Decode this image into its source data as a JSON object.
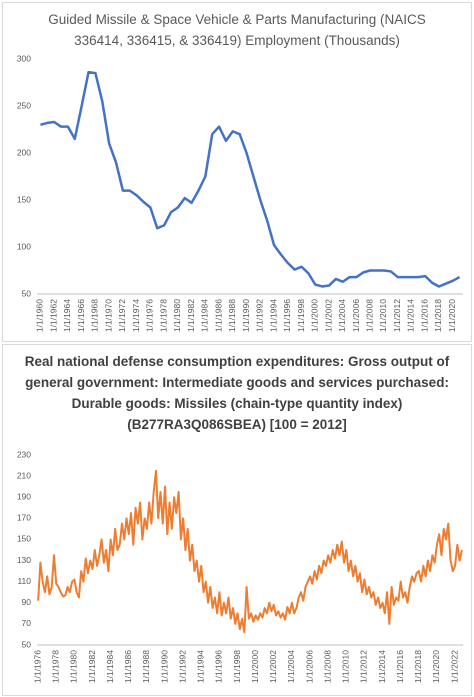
{
  "chart_data": [
    {
      "type": "line",
      "title": "Guided Missile & Space Vehicle & Parts Manufacturing (NAICS 336414, 336415, & 336419) Employment (Thousands)",
      "categories": [
        "1/1/1960",
        null,
        "1/1/1962",
        null,
        "1/1/1964",
        null,
        "1/1/1966",
        null,
        "1/1/1968",
        null,
        "1/1/1970",
        null,
        "1/1/1972",
        null,
        "1/1/1974",
        null,
        "1/1/1976",
        null,
        "1/1/1978",
        null,
        "1/1/1980",
        null,
        "1/1/1982",
        null,
        "1/1/1984",
        null,
        "1/1/1986",
        null,
        "1/1/1988",
        null,
        "1/1/1990",
        null,
        "1/1/1992",
        null,
        "1/1/1994",
        null,
        "1/1/1996",
        null,
        "1/1/1998",
        null,
        "1/1/2000",
        null,
        "1/1/2002",
        null,
        "1/1/2004",
        null,
        "1/1/2006",
        null,
        "1/1/2008",
        null,
        "1/1/2010",
        null,
        "1/1/2012",
        null,
        "1/1/2014",
        null,
        "1/1/2016",
        null,
        "1/1/2018",
        null,
        "1/1/2020",
        null
      ],
      "values": [
        230,
        232,
        233,
        228,
        228,
        215,
        250,
        286,
        285,
        255,
        210,
        190,
        160,
        160,
        155,
        148,
        142,
        120,
        123,
        137,
        142,
        152,
        147,
        160,
        175,
        220,
        228,
        213,
        223,
        220,
        200,
        175,
        150,
        128,
        102,
        92,
        83,
        76,
        79,
        72,
        60,
        58,
        59,
        66,
        63,
        68,
        68,
        73,
        75,
        75,
        75,
        74,
        68,
        68,
        68,
        68,
        69,
        62,
        58,
        61,
        64,
        68
      ],
      "color": "#4472c4",
      "ylim": [
        50,
        300
      ],
      "yticks": [
        50,
        100,
        150,
        200,
        250,
        300
      ],
      "grid": false
    },
    {
      "type": "line",
      "title": "Real national defense consumption expenditures: Gross output of general government: Intermediate goods and services purchased: Durable goods: Missiles (chain-type quantity index) (B277RA3Q086SBEA) [100 = 2012]",
      "categories": [
        "1/1/1976",
        null,
        null,
        null,
        null,
        null,
        null,
        null,
        "1/1/1978",
        null,
        null,
        null,
        null,
        null,
        null,
        null,
        "1/1/1980",
        null,
        null,
        null,
        null,
        null,
        null,
        null,
        "1/1/1982",
        null,
        null,
        null,
        null,
        null,
        null,
        null,
        "1/1/1984",
        null,
        null,
        null,
        null,
        null,
        null,
        null,
        "1/1/1986",
        null,
        null,
        null,
        null,
        null,
        null,
        null,
        "1/1/1988",
        null,
        null,
        null,
        null,
        null,
        null,
        null,
        "1/1/1990",
        null,
        null,
        null,
        null,
        null,
        null,
        null,
        "1/1/1992",
        null,
        null,
        null,
        null,
        null,
        null,
        null,
        "1/1/1994",
        null,
        null,
        null,
        null,
        null,
        null,
        null,
        "1/1/1996",
        null,
        null,
        null,
        null,
        null,
        null,
        null,
        "1/1/1998",
        null,
        null,
        null,
        null,
        null,
        null,
        null,
        "1/1/2000",
        null,
        null,
        null,
        null,
        null,
        null,
        null,
        "1/1/2002",
        null,
        null,
        null,
        null,
        null,
        null,
        null,
        "1/1/2004",
        null,
        null,
        null,
        null,
        null,
        null,
        null,
        "1/1/2006",
        null,
        null,
        null,
        null,
        null,
        null,
        null,
        "1/1/2008",
        null,
        null,
        null,
        null,
        null,
        null,
        null,
        "1/1/2010",
        null,
        null,
        null,
        null,
        null,
        null,
        null,
        "1/1/2012",
        null,
        null,
        null,
        null,
        null,
        null,
        null,
        "1/1/2014",
        null,
        null,
        null,
        null,
        null,
        null,
        null,
        "1/1/2016",
        null,
        null,
        null,
        null,
        null,
        null,
        null,
        "1/1/2018",
        null,
        null,
        null,
        null,
        null,
        null,
        null,
        "1/1/2020",
        null,
        null,
        null,
        null,
        null,
        null,
        null,
        "1/1/2022",
        null,
        null,
        null
      ],
      "values": [
        92,
        128,
        110,
        100,
        115,
        98,
        105,
        135,
        108,
        105,
        100,
        96,
        97,
        105,
        100,
        110,
        112,
        100,
        95,
        120,
        110,
        132,
        118,
        130,
        122,
        140,
        125,
        135,
        150,
        128,
        140,
        120,
        150,
        135,
        160,
        140,
        145,
        165,
        150,
        170,
        155,
        175,
        145,
        180,
        165,
        185,
        150,
        170,
        160,
        185,
        165,
        195,
        215,
        170,
        195,
        165,
        200,
        155,
        185,
        160,
        190,
        175,
        195,
        150,
        170,
        140,
        160,
        130,
        145,
        120,
        130,
        110,
        125,
        100,
        110,
        90,
        105,
        85,
        95,
        80,
        100,
        78,
        90,
        80,
        95,
        75,
        85,
        70,
        80,
        65,
        75,
        62,
        105,
        75,
        80,
        72,
        78,
        74,
        80,
        76,
        85,
        80,
        90,
        82,
        88,
        78,
        82,
        76,
        80,
        74,
        86,
        80,
        90,
        80,
        85,
        95,
        100,
        92,
        105,
        110,
        115,
        108,
        120,
        112,
        125,
        118,
        130,
        125,
        135,
        128,
        140,
        132,
        145,
        135,
        148,
        128,
        140,
        120,
        130,
        115,
        125,
        110,
        118,
        100,
        112,
        98,
        105,
        95,
        100,
        88,
        95,
        85,
        90,
        80,
        100,
        70,
        105,
        88,
        95,
        92,
        110,
        95,
        100,
        90,
        105,
        115,
        110,
        118,
        120,
        110,
        125,
        115,
        130,
        120,
        135,
        128,
        145,
        155,
        135,
        160,
        150,
        165,
        130,
        120,
        125,
        145,
        130,
        140
      ],
      "color": "#ed7d31",
      "ylim": [
        50,
        230
      ],
      "yticks": [
        50,
        70,
        90,
        110,
        130,
        150,
        170,
        190,
        210,
        230
      ],
      "grid": false
    }
  ]
}
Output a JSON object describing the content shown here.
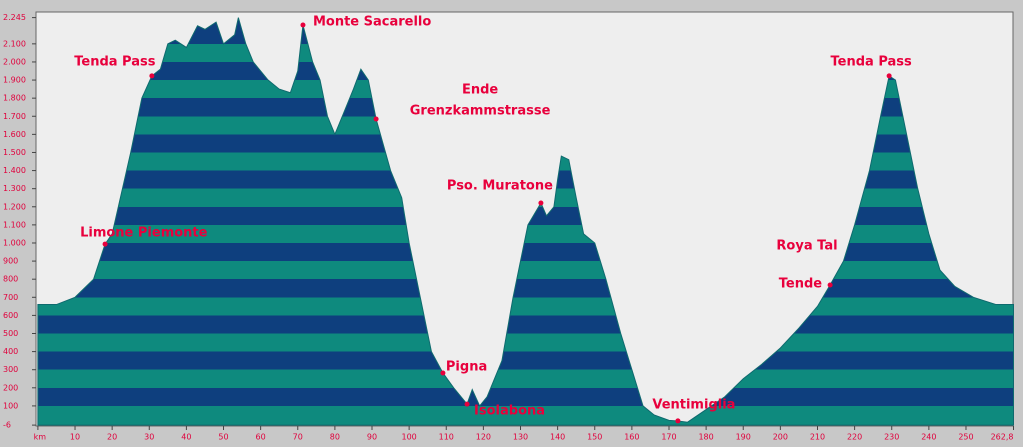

====

» Prompt
Copy the material above exactly and drop the pictures.

» Exercise solution
Decode this image into its source data as a JSON object.
{
  "chart_data": [
    {
      "type": "line",
      "title": "Guided Missile & Space Vehicle & Parts Manufacturing (NAICS 336414, 336415, & 336419) Employment (Thousands)",
      "categories": [
        "1/1/1960",
        null,
        "1/1/1962",
        null,
        "1/1/1964",
        null,
        "1/1/1966",
        null,
        "1/1/1968",
        null,
        "1/1/1970",
        null,
        "1/1/1972",
        null,
        "1/1/1974",
        null,
        "1/1/1976",
        null,
        "1/1/1978",
        null,
        "1/1/1980",
        null,
        "1/1/1982",
        null,
        "1/1/1984",
        null,
        "1/1/1986",
        null,
        "1/1/1988",
        null,
        "1/1/1990",
        null,
        "1/1/1992",
        null,
        "1/1/1994",
        null,
        "1/1/1996",
        null,
        "1/1/1998",
        null,
        "1/1/2000",
        null,
        "1/1/2002",
        null,
        "1/1/2004",
        null,
        "1/1/2006",
        null,
        "1/1/2008",
        null,
        "1/1/2010",
        null,
        "1/1/2012",
        null,
        "1/1/2014",
        null,
        "1/1/2016",
        null,
        "1/1/2018",
        null,
        "1/1/2020",
        null
      ],
      "values": [
        230,
        232,
        233,
        228,
        228,
        215,
        250,
        286,
        285,
        255,
        210,
        190,
        160,
        160,
        155,
        148,
        142,
        120,
        123,
        137,
        142,
        152,
        147,
        160,
        175,
        220,
        228,
        213,
        223,
        220,
        200,
        175,
        150,
        128,
        102,
        92,
        83,
        76,
        79,
        72,
        60,
        58,
        59,
        66,
        63,
        68,
        68,
        73,
        75,
        75,
        75,
        74,
        68,
        68,
        68,
        68,
        69,
        62,
        58,
        61,
        64,
        68
      ],
      "color": "#4472c4",
      "ylim": [
        50,
        300
      ],
      "yticks": [
        50,
        100,
        150,
        200,
        250,
        300
      ],
      "grid": false
    },
    {
      "type": "line",
      "title": "Real national defense consumption expenditures: Gross output of general government: Intermediate goods and services purchased: Durable goods: Missiles (chain-type quantity index) (B277RA3Q086SBEA) [100 = 2012]",
      "categories": [
        "1/1/1976",
        null,
        null,
        null,
        null,
        null,
        null,
        null,
        "1/1/1978",
        null,
        null,
        null,
        null,
        null,
        null,
        null,
        "1/1/1980",
        null,
        null,
        null,
        null,
        null,
        null,
        null,
        "1/1/1982",
        null,
        null,
        null,
        null,
        null,
        null,
        null,
        "1/1/1984",
        null,
        null,
        null,
        null,
        null,
        null,
        null,
        "1/1/1986",
        null,
        null,
        null,
        null,
        null,
        null,
        null,
        "1/1/1988",
        null,
        null,
        null,
        null,
        null,
        null,
        null,
        "1/1/1990",
        null,
        null,
        null,
        null,
        null,
        null,
        null,
        "1/1/1992",
        null,
        null,
        null,
        null,
        null,
        null,
        null,
        "1/1/1994",
        null,
        null,
        null,
        null,
        null,
        null,
        null,
        "1/1/1996",
        null,
        null,
        null,
        null,
        null,
        null,
        null,
        "1/1/1998",
        null,
        null,
        null,
        null,
        null,
        null,
        null,
        "1/1/2000",
        null,
        null,
        null,
        null,
        null,
        null,
        null,
        "1/1/2002",
        null,
        null,
        null,
        null,
        null,
        null,
        null,
        "1/1/2004",
        null,
        null,
        null,
        null,
        null,
        null,
        null,
        "1/1/2006",
        null,
        null,
        null,
        null,
        null,
        null,
        null,
        "1/1/2008",
        null,
        null,
        null,
        null,
        null,
        null,
        null,
        "1/1/2010",
        null,
        null,
        null,
        null,
        null,
        null,
        null,
        "1/1/2012",
        null,
        null,
        null,
        null,
        null,
        null,
        null,
        "1/1/2014",
        null,
        null,
        null,
        null,
        null,
        null,
        null,
        "1/1/2016",
        null,
        null,
        null,
        null,
        null,
        null,
        null,
        "1/1/2018",
        null,
        null,
        null,
        null,
        null,
        null,
        null,
        "1/1/2020",
        null,
        null,
        null,
        null,
        null,
        null,
        null,
        "1/1/2022",
        null,
        null,
        null
      ],
      "values": [
        92,
        128,
        110,
        100,
        115,
        98,
        105,
        135,
        108,
        105,
        100,
        96,
        97,
        105,
        100,
        110,
        112,
        100,
        95,
        120,
        110,
        132,
        118,
        130,
        122,
        140,
        125,
        135,
        150,
        128,
        140,
        120,
        150,
        135,
        160,
        140,
        145,
        165,
        150,
        170,
        155,
        175,
        145,
        180,
        165,
        185,
        150,
        170,
        160,
        185,
        165,
        195,
        215,
        170,
        195,
        165,
        200,
        155,
        185,
        160,
        190,
        175,
        195,
        150,
        170,
        140,
        160,
        130,
        145,
        120,
        130,
        110,
        125,
        100,
        110,
        90,
        105,
        85,
        95,
        80,
        100,
        78,
        90,
        80,
        95,
        75,
        85,
        70,
        80,
        65,
        75,
        62,
        105,
        75,
        80,
        72,
        78,
        74,
        80,
        76,
        85,
        80,
        90,
        82,
        88,
        78,
        82,
        76,
        80,
        74,
        86,
        80,
        90,
        80,
        85,
        95,
        100,
        92,
        105,
        110,
        115,
        108,
        120,
        112,
        125,
        118,
        130,
        125,
        135,
        128,
        140,
        132,
        145,
        135,
        148,
        128,
        140,
        120,
        130,
        115,
        125,
        110,
        118,
        100,
        112,
        98,
        105,
        95,
        100,
        88,
        95,
        85,
        90,
        80,
        100,
        70,
        105,
        88,
        95,
        92,
        110,
        95,
        100,
        90,
        105,
        115,
        110,
        118,
        120,
        110,
        125,
        115,
        130,
        120,
        135,
        128,
        145,
        155,
        135,
        160,
        150,
        165,
        130,
        120,
        125,
        145,
        130,
        140
      ],
      "color": "#ed7d31",
      "ylim": [
        50,
        230
      ],
      "yticks": [
        50,
        70,
        90,
        110,
        130,
        150,
        170,
        190,
        210,
        230
      ],
      "grid": false
    }
  ]
}
Output a JSON object describing the content shown here.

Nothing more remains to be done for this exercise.